→ DIRECTIONS:
Please transcribe the entries below without changes, starting at the line containing "- x-tick-label: 40%: [137, 207, 155, 217]" and ending at the line containing "I need the location".

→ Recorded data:
◆ ◆ ◆ ◆

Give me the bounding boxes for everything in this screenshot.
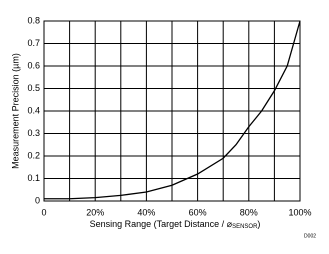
- x-tick-label: 40%: [137, 207, 155, 217]
- x-axis-label-sub: SENSOR: [232, 224, 258, 230]
- x-tick-label: 80%: [240, 207, 258, 217]
- x-tick-label: 20%: [86, 207, 104, 217]
- y-tick-label: 0.1: [27, 173, 40, 183]
- y-tick-label: 0.8: [27, 15, 40, 25]
- x-tick-label: 100%: [288, 207, 311, 217]
- x-axis-label-main: Sensing Range (Target Distance / ⌀: [90, 219, 233, 229]
- x-tick-label: 60%: [189, 207, 207, 217]
- y-axis-label: Measurement Precision (µm): [10, 53, 20, 169]
- x-tick-label: 0: [41, 207, 46, 217]
- y-tick-label: 0.5: [27, 83, 40, 93]
- figure-id: D002: [304, 233, 316, 239]
- x-axis-label-end: ): [257, 219, 260, 229]
- y-tick-label: 0: [35, 195, 40, 205]
- y-tick-label: 0.7: [27, 38, 40, 48]
- y-tick-label: 0.6: [27, 60, 40, 70]
- x-axis-label: Sensing Range (Target Distance / ⌀SENSOR…: [90, 219, 261, 229]
- y-tick-label: 0.2: [27, 150, 40, 160]
- data-line: [44, 20, 301, 200]
- y-tick-label: 0.4: [27, 105, 40, 115]
- y-tick-label: 0.3: [27, 128, 40, 138]
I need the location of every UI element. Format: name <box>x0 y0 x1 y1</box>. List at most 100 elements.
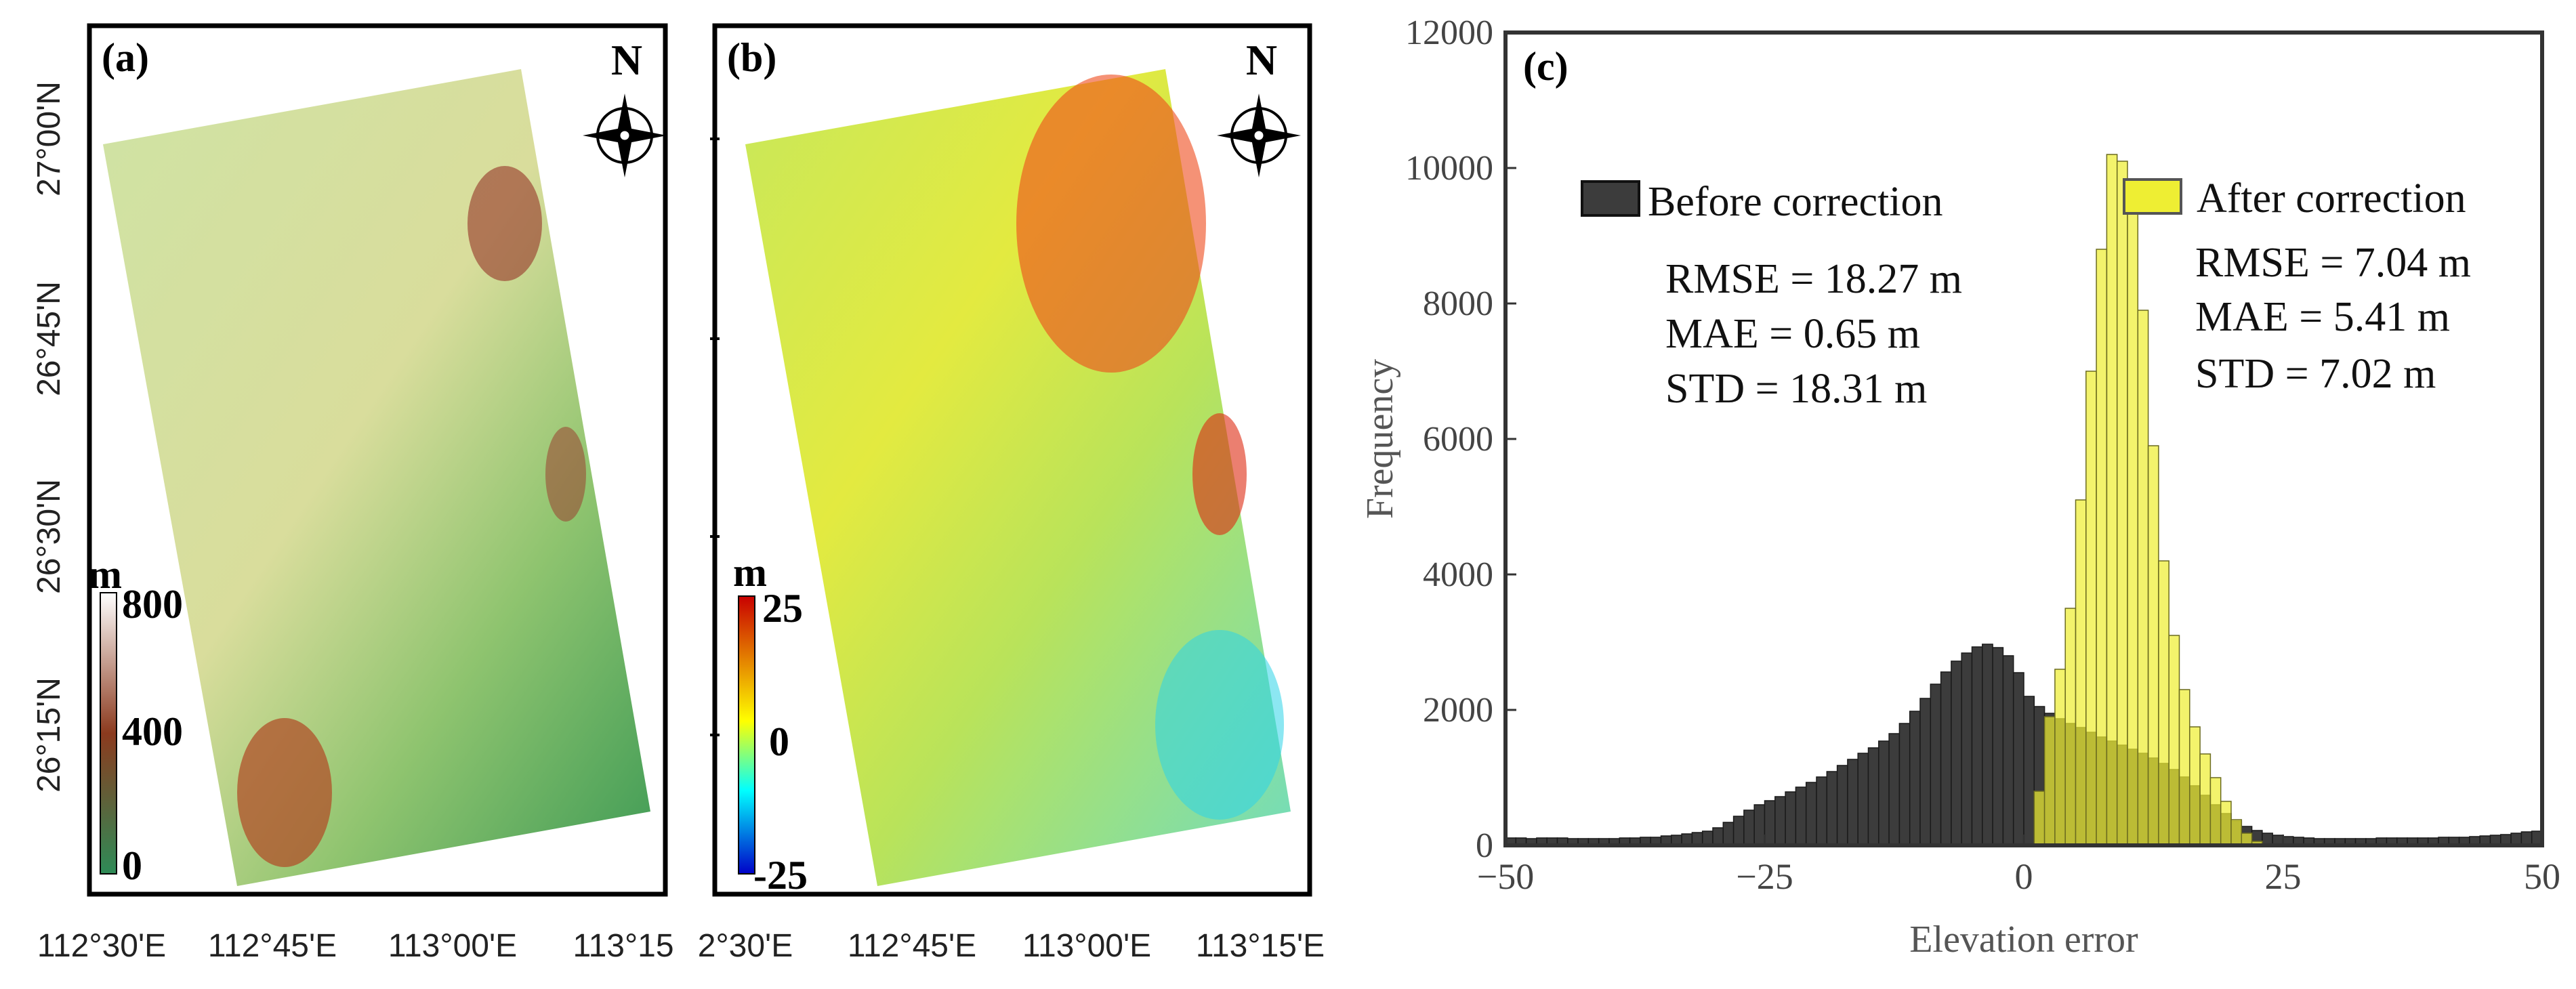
panel-a-legend-tick-0: 0 <box>122 843 142 888</box>
before-correction-bar <box>1701 830 1713 846</box>
before-correction-bar <box>1712 827 1724 846</box>
after-correction-bar <box>2127 208 2139 846</box>
panel-a-legend-unit: m <box>88 552 122 597</box>
after-correction-bar <box>2220 801 2232 846</box>
panel-a-legend-tick-800: 800 <box>122 582 183 627</box>
after-correction-bar <box>2085 371 2097 846</box>
panel-a-north-label: N <box>611 36 642 84</box>
x-tick-label: −25 <box>1736 856 1793 897</box>
before-correction-bar <box>1722 822 1734 846</box>
x-axis-ticks: −50 −25 0 25 50 <box>1477 835 2560 897</box>
before-correction-bar <box>2023 696 2035 846</box>
before-std: STD = 18.31 m <box>1665 366 1927 412</box>
panel-b-lon-label-2: 112°45'E <box>848 928 976 964</box>
legend-before-swatch <box>1581 180 1640 217</box>
after-rmse: RMSE = 7.04 m <box>2195 240 2471 286</box>
panel-b-legend-tick-0: 0 <box>769 719 789 764</box>
before-correction-bar <box>1982 644 1993 846</box>
before-correction-bar <box>1898 723 1911 846</box>
panel-b-lon-labels: 2°30'E 112°45'E 113°00'E 113°15'E <box>698 928 1325 964</box>
after-correction-bar <box>2209 777 2222 846</box>
panel-a-high-terrain-ne <box>468 166 542 281</box>
before-correction-bar <box>1888 733 1900 846</box>
panel-b-legend-bar <box>738 595 755 875</box>
before-correction-bar <box>1940 671 1952 846</box>
after-correction-bar <box>2137 310 2149 846</box>
after-correction-bar <box>2116 161 2128 846</box>
after-correction-bar <box>2043 716 2056 846</box>
after-correction-bar <box>2158 560 2169 846</box>
panel-a-lon-label-4: 113°15 <box>573 928 673 964</box>
after-correction-bar <box>2106 154 2118 846</box>
panel-b-legend-tick-25: 25 <box>762 586 803 631</box>
x-tick-label: 25 <box>2265 856 2302 897</box>
panel-b-legend-unit: m <box>733 550 767 595</box>
before-correction-bar <box>1930 683 1942 846</box>
y-tick-label: 6000 <box>1423 420 1493 459</box>
panel-a-high-terrain-se <box>237 718 332 867</box>
after-correction-bar <box>2199 753 2211 846</box>
y-tick-label: 2000 <box>1423 691 1493 730</box>
before-correction-bar <box>1909 711 1921 846</box>
after-correction-bar <box>2096 249 2108 846</box>
before-correction-bar <box>2002 655 2014 846</box>
panel-a-lon-label-2: 112°45'E <box>208 928 337 964</box>
panel-b-negative-error-se <box>1155 630 1284 820</box>
after-correction-bar <box>2168 635 2180 846</box>
x-tick-label: 50 <box>2524 856 2560 897</box>
before-correction-bar <box>1805 782 1817 846</box>
y-axis-ticks: 0 2000 4000 6000 8000 10000 12000 <box>1405 14 1516 865</box>
y-tick-label: 8000 <box>1423 285 1493 323</box>
legend-after: After correction RMSE = 7.04 m MAE = 5.4… <box>2123 175 2471 397</box>
panel-b-lon-label-4: 113°15'E <box>1196 928 1325 964</box>
after-correction-bar <box>2054 669 2066 846</box>
y-tick-label: 4000 <box>1423 555 1493 594</box>
panel-b-label: (b) <box>727 35 776 80</box>
before-correction-bar <box>1732 816 1745 846</box>
legend-after-swatch <box>2123 178 2182 215</box>
y-tick-label: 0 <box>1476 826 1493 865</box>
after-correction-bar <box>2064 608 2077 846</box>
after-correction-bar <box>2033 791 2045 846</box>
y-tick-label: 10000 <box>1405 149 1493 188</box>
after-correction-bar <box>2178 689 2190 846</box>
panel-b-compass-icon <box>1217 93 1301 177</box>
panel-a-label: (a) <box>102 35 149 80</box>
after-std: STD = 7.02 m <box>2195 351 2436 397</box>
after-correction-bar <box>2230 819 2243 846</box>
panel-a-legend-bar <box>100 592 117 875</box>
before-correction-bar <box>1992 647 2004 846</box>
before-correction-bar <box>1753 804 1766 846</box>
panel-a: (a) N m 800 400 0 27°00'N 26°45'N 26°30'… <box>31 23 674 964</box>
y-axis-label: Frequency <box>1359 359 1401 519</box>
before-rmse: RMSE = 18.27 m <box>1665 256 1962 302</box>
histogram-panel-label: (c) <box>1523 44 1569 89</box>
panel-b-north-label: N <box>1246 36 1277 84</box>
panel-a-compass-icon <box>583 93 667 177</box>
before-correction-bar <box>1878 740 1890 846</box>
panel-a-legend-tick-400: 400 <box>122 709 183 754</box>
before-correction-bar <box>2012 672 2024 846</box>
x-axis-label: Elevation error <box>1909 919 2138 961</box>
panel-b-legend-tick-minus-25: -25 <box>753 853 808 898</box>
before-correction-bar <box>1867 747 1879 846</box>
panel-b-positive-error-e <box>1192 413 1247 535</box>
panel-b: (b) N m 25 0 -25 2°30'E 112°45'E 113°00'… <box>698 23 1325 964</box>
panel-a-lon-label-1: 112°30'E <box>37 928 166 964</box>
panel-b-lon-label-1: 2°30'E <box>698 928 793 964</box>
lat-label-26-45: 26°45'N <box>31 281 67 396</box>
panel-b-positive-error-ne <box>1016 75 1206 373</box>
panel-a-high-terrain-e <box>545 427 586 522</box>
y-tick-label: 12000 <box>1405 14 1493 52</box>
before-correction-bar <box>1971 646 1983 846</box>
panel-a-lon-label-3: 113°00'E <box>388 928 517 964</box>
before-correction-bar <box>1774 796 1786 846</box>
before-mae: MAE = 0.65 m <box>1665 311 1920 357</box>
lat-label-27-00: 27°00'N <box>31 81 67 196</box>
legend-after-label: After correction <box>2197 175 2466 222</box>
legend-before-label: Before correction <box>1648 179 1943 225</box>
before-correction-bar <box>1795 786 1807 846</box>
before-correction-bar <box>1847 759 1858 846</box>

◆ ◆ ◆ ◆

→ ANSWER IN FULL:
- x-tick-label: 40%: [137, 207, 155, 217]
- x-axis-label-sub: SENSOR: [232, 224, 258, 230]
- x-tick-label: 80%: [240, 207, 258, 217]
- x-tick-label: 20%: [86, 207, 104, 217]
- y-tick-label: 0.1: [27, 173, 40, 183]
- y-tick-label: 0.8: [27, 15, 40, 25]
- x-tick-label: 100%: [288, 207, 311, 217]
- x-axis-label-main: Sensing Range (Target Distance / ⌀: [90, 219, 233, 229]
- x-tick-label: 60%: [189, 207, 207, 217]
- y-axis-label: Measurement Precision (µm): [10, 53, 20, 169]
- x-tick-label: 0: [41, 207, 46, 217]
- y-tick-label: 0.5: [27, 83, 40, 93]
- figure-id: D002: [304, 233, 316, 239]
- x-axis-label-end: ): [257, 219, 260, 229]
- y-tick-label: 0: [35, 195, 40, 205]
- y-tick-label: 0.7: [27, 38, 40, 48]
- y-tick-label: 0.6: [27, 60, 40, 70]
- x-axis-label: Sensing Range (Target Distance / ⌀SENSOR…: [90, 219, 261, 229]
- y-tick-label: 0.2: [27, 150, 40, 160]
- data-line: [44, 20, 301, 200]
- y-tick-label: 0.4: [27, 105, 40, 115]
- y-tick-label: 0.3: [27, 128, 40, 138]
I need the location of every UI element. Format: name <box>x0 y0 x1 y1</box>. List at most 100 elements.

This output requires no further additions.